* **Exercise objective**: Send each entry back exactly as given, pictures excluded.
--*--
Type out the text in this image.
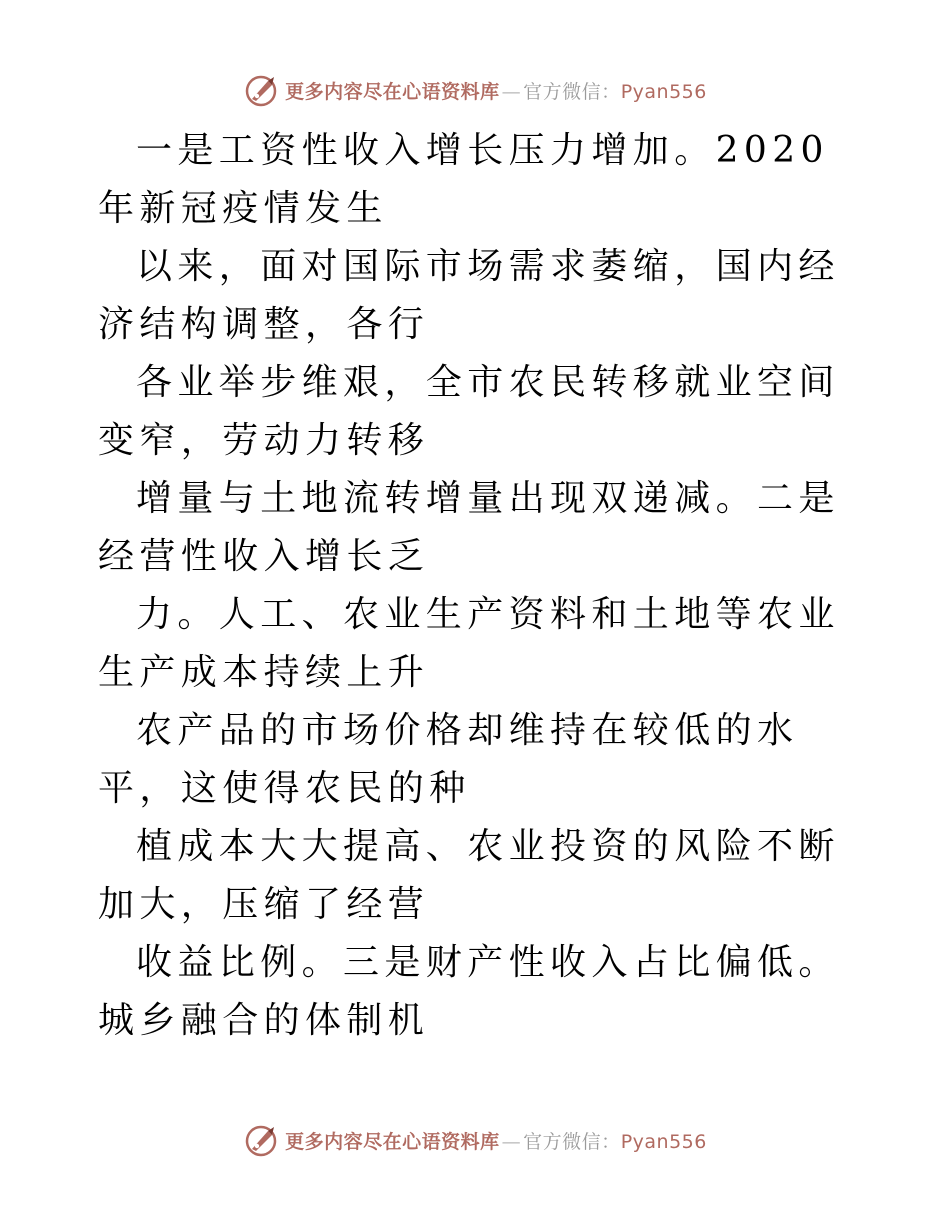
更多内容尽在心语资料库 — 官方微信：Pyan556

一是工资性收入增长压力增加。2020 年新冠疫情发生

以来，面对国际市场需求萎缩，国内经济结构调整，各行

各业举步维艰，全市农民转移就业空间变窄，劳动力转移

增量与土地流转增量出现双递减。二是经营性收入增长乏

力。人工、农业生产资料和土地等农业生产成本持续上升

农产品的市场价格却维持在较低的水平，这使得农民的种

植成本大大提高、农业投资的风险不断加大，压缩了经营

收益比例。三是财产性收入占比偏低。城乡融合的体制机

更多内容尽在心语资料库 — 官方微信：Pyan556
--*--
* **Answer**:
Type out the text in this image.
更多内容尽在心语资料库 — 官方微信：Pyan556

一是工资性收入增长压力增加。2020 年新冠疫情发生

以来，面对国际市场需求萎缩，国内经济结构调整，各行

各业举步维艰，全市农民转移就业空间变窄，劳动力转移

增量与土地流转增量出现双递减。二是经营性收入增长乏

力。人工、农业生产资料和土地等农业生产成本持续上升

农产品的市场价格却维持在较低的水平，这使得农民的种

植成本大大提高、农业投资的风险不断加大，压缩了经营

收益比例。三是财产性收入占比偏低。城乡融合的体制机

更多内容尽在心语资料库 — 官方微信：Pyan556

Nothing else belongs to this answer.